Short task
Leave out the images; return the rest of the data exactly.

· · ·

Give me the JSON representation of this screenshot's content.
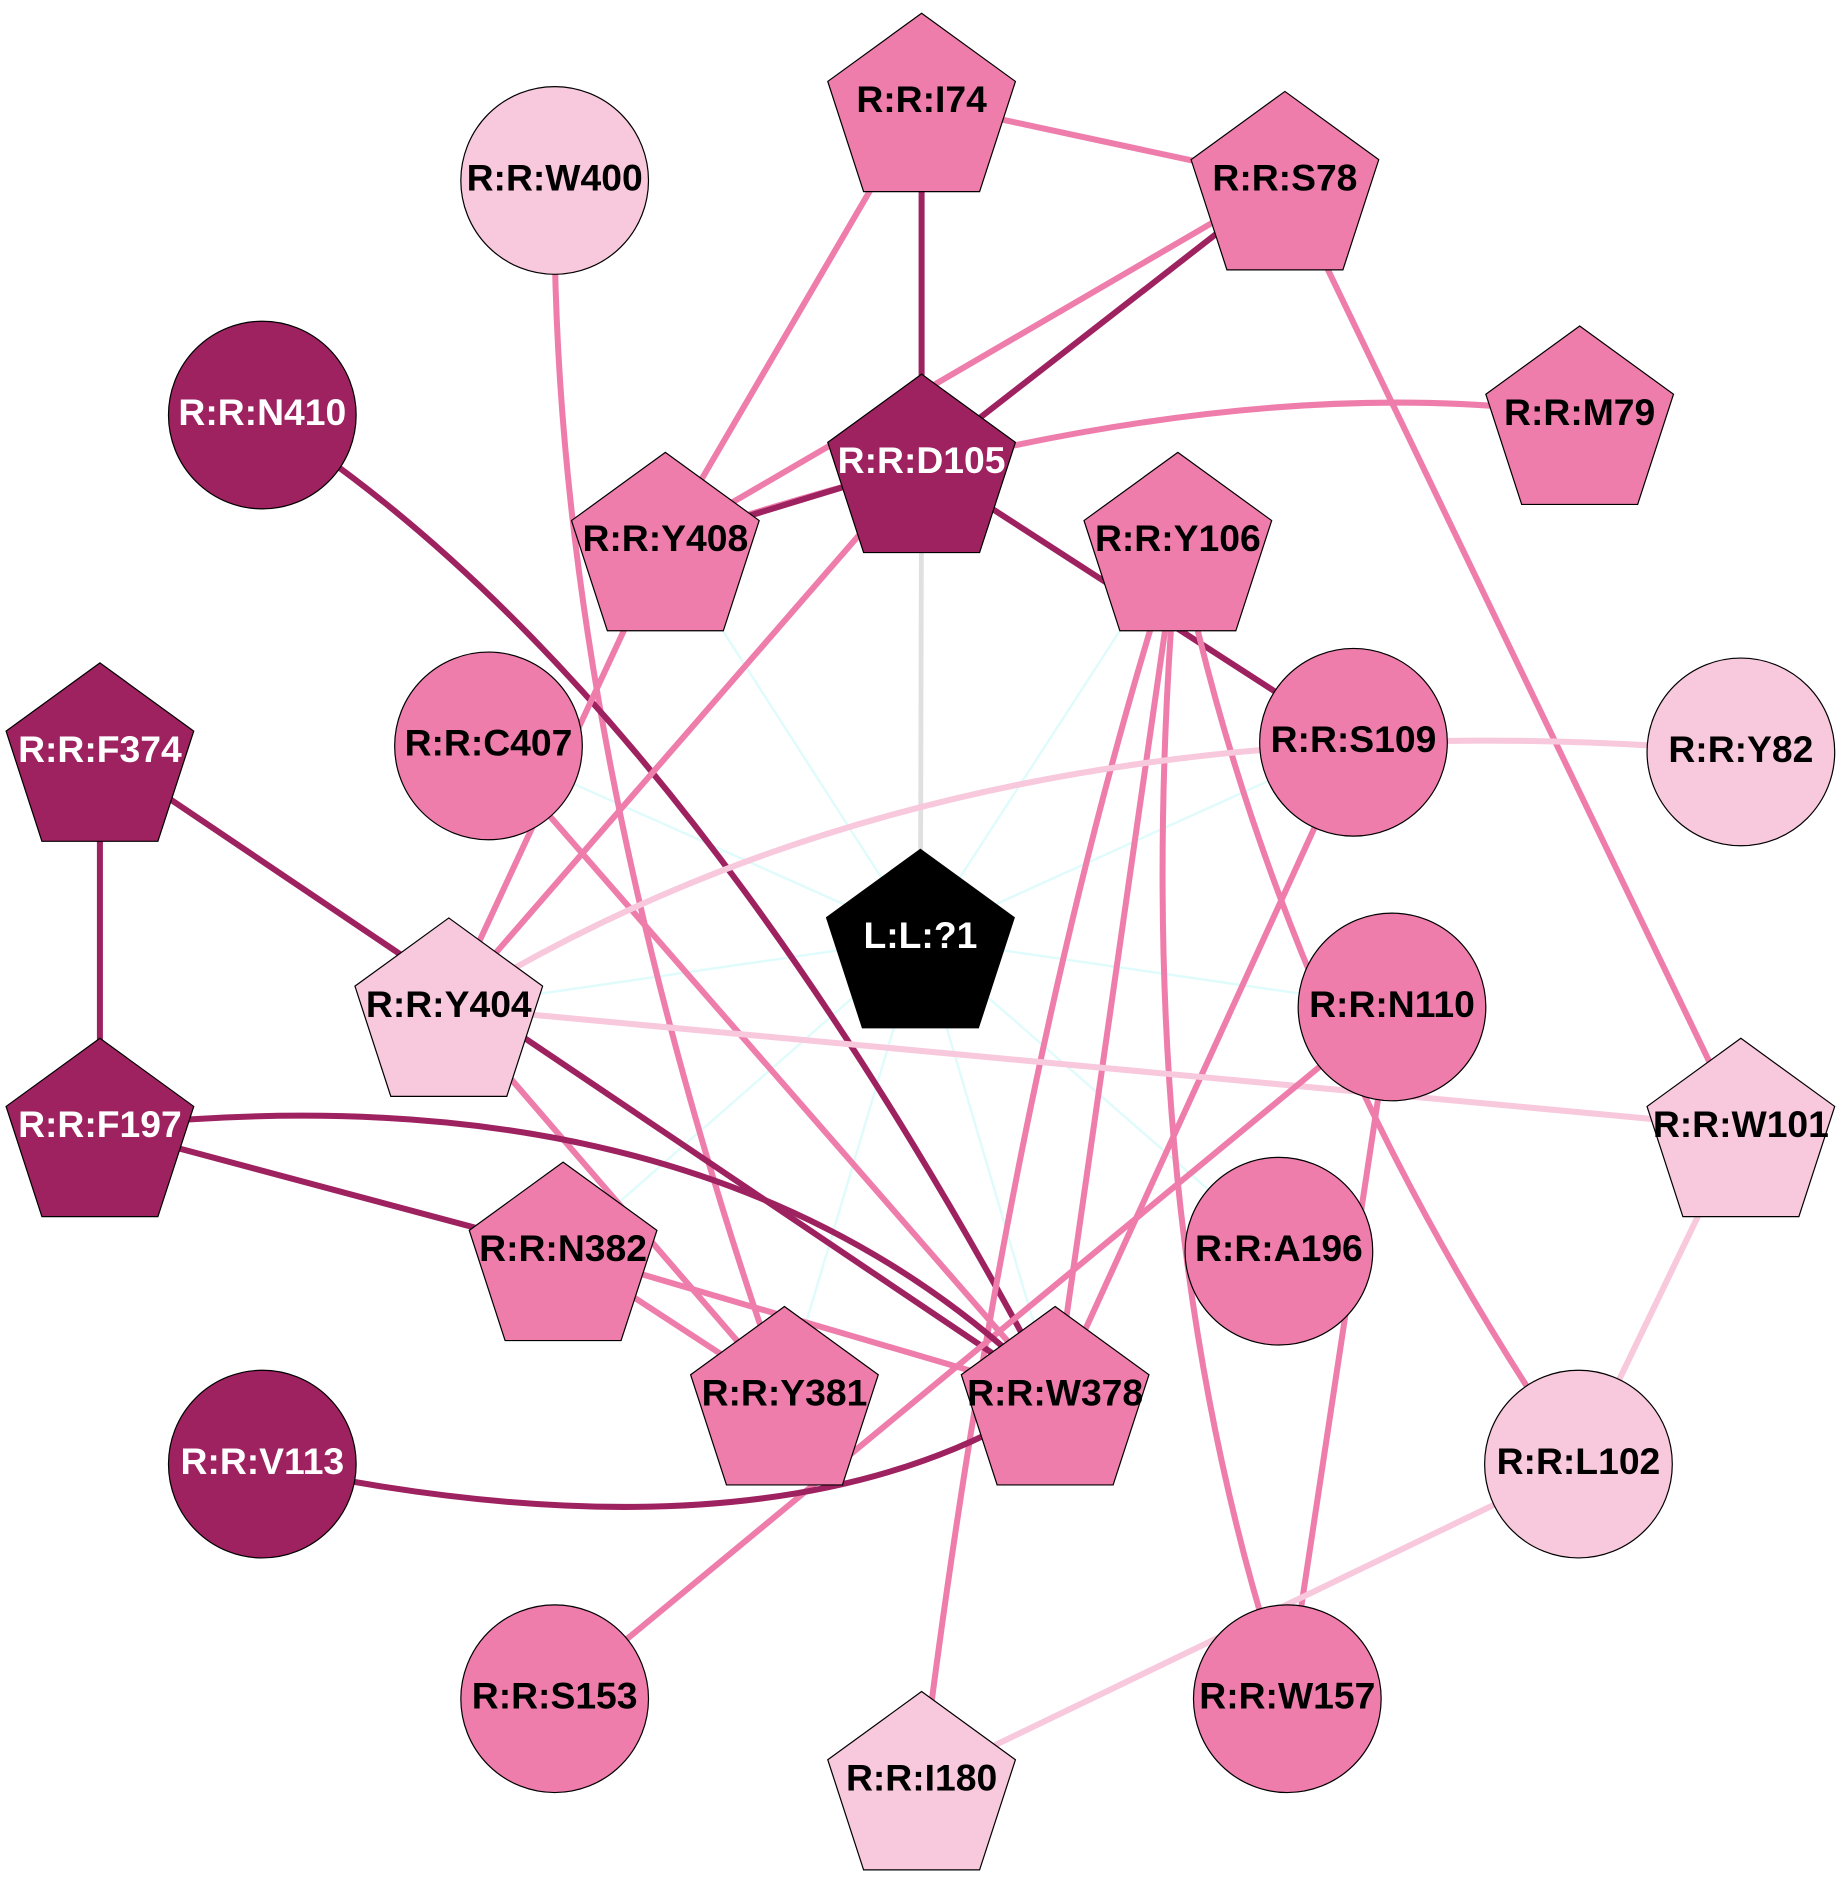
{
  "nodes": [
    {
      "label": "L:L:?1"
    },
    {
      "label": "R:R:I74"
    },
    {
      "label": "R:R:S78"
    },
    {
      "label": "R:R:W400"
    },
    {
      "label": "R:R:N410"
    },
    {
      "label": "R:R:M79"
    },
    {
      "label": "R:R:D105"
    },
    {
      "label": "R:R:Y408"
    },
    {
      "label": "R:R:Y106"
    },
    {
      "label": "R:R:F374"
    },
    {
      "label": "R:R:C407"
    },
    {
      "label": "R:R:S109"
    },
    {
      "label": "R:R:Y82"
    },
    {
      "label": "R:R:Y404"
    },
    {
      "label": "R:R:N110"
    },
    {
      "label": "R:R:W101"
    },
    {
      "label": "R:R:F197"
    },
    {
      "label": "R:R:A196"
    },
    {
      "label": "R:R:N382"
    },
    {
      "label": "R:R:Y381"
    },
    {
      "label": "R:R:W378"
    },
    {
      "label": "R:R:V113"
    },
    {
      "label": "R:R:L102"
    },
    {
      "label": "R:R:S153"
    },
    {
      "label": "R:R:W157"
    },
    {
      "label": "R:R:I180"
    }
  ]
}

· · ·

Result below
Give me the JSON representation of this screenshot's content.
{
  "nodes": [
    {
      "label": "L:L:?1"
    },
    {
      "label": "R:R:I74"
    },
    {
      "label": "R:R:S78"
    },
    {
      "label": "R:R:W400"
    },
    {
      "label": "R:R:N410"
    },
    {
      "label": "R:R:M79"
    },
    {
      "label": "R:R:D105"
    },
    {
      "label": "R:R:Y408"
    },
    {
      "label": "R:R:Y106"
    },
    {
      "label": "R:R:F374"
    },
    {
      "label": "R:R:C407"
    },
    {
      "label": "R:R:S109"
    },
    {
      "label": "R:R:Y82"
    },
    {
      "label": "R:R:Y404"
    },
    {
      "label": "R:R:N110"
    },
    {
      "label": "R:R:W101"
    },
    {
      "label": "R:R:F197"
    },
    {
      "label": "R:R:A196"
    },
    {
      "label": "R:R:N382"
    },
    {
      "label": "R:R:Y381"
    },
    {
      "label": "R:R:W378"
    },
    {
      "label": "R:R:V113"
    },
    {
      "label": "R:R:L102"
    },
    {
      "label": "R:R:S153"
    },
    {
      "label": "R:R:W157"
    },
    {
      "label": "R:R:I180"
    }
  ]
}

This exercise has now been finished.